» **To be done**:
Reproduce the records below exactly as they appear.

....

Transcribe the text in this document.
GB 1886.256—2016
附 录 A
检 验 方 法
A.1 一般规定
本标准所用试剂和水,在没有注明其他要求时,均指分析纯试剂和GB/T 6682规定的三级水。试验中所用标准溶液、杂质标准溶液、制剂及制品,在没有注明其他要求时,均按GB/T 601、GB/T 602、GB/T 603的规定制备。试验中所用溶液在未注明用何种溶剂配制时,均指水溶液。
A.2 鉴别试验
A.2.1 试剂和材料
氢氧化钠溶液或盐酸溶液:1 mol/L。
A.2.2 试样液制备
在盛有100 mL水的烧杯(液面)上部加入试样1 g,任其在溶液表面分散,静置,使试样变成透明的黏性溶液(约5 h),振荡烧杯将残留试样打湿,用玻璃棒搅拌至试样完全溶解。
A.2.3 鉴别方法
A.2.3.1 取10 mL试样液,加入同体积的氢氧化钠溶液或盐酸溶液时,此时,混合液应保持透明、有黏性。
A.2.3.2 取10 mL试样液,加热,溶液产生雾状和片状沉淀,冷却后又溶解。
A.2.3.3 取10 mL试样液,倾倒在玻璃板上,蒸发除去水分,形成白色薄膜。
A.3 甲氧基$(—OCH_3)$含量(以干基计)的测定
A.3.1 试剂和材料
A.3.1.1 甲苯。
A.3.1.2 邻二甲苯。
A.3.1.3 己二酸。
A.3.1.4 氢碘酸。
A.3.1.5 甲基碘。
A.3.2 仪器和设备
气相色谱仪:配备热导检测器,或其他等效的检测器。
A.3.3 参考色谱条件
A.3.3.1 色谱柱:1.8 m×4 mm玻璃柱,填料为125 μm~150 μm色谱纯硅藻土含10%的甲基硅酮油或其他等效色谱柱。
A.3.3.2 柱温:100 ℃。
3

....

» **Answer**:
Transcribe the text in this document.
GB 1886.256—2016
附 录 A
检 验 方 法
A.1 一般规定
本标准所用试剂和水,在没有注明其他要求时,均指分析纯试剂和GB/T 6682规定的三级水。试验中所用标准溶液、杂质标准溶液、制剂及制品,在没有注明其他要求时,均按GB/T 601、GB/T 602、GB/T 603的规定制备。试验中所用溶液在未注明用何种溶剂配制时,均指水溶液。
A.2 鉴别试验
A.2.1 试剂和材料
氢氧化钠溶液或盐酸溶液:1 mol/L。
A.2.2 试样液制备
在盛有100 mL水的烧杯(液面)上部加入试样1 g,任其在溶液表面分散,静置,使试样变成透明的黏性溶液(约5 h),振荡烧杯将残留试样打湿,用玻璃棒搅拌至试样完全溶解。
A.2.3 鉴别方法
A.2.3.1 取10 mL试样液,加入同体积的氢氧化钠溶液或盐酸溶液时,此时,混合液应保持透明、有黏性。
A.2.3.2 取10 mL试样液,加热,溶液产生雾状和片状沉淀,冷却后又溶解。
A.2.3.3 取10 mL试样液,倾倒在玻璃板上,蒸发除去水分,形成白色薄膜。
A.3 甲氧基$(—OCH_3)$含量(以干基计)的测定
A.3.1 试剂和材料
A.3.1.1 甲苯。
A.3.1.2 邻二甲苯。
A.3.1.3 己二酸。
A.3.1.4 氢碘酸。
A.3.1.5 甲基碘。
A.3.2 仪器和设备
气相色谱仪:配备热导检测器,或其他等效的检测器。
A.3.3 参考色谱条件
A.3.3.1 色谱柱:1.8 m×4 mm玻璃柱,填料为125 μm~150 μm色谱纯硅藻土含10%的甲基硅酮油或其他等效色谱柱。
A.3.3.2 柱温:100 ℃。
3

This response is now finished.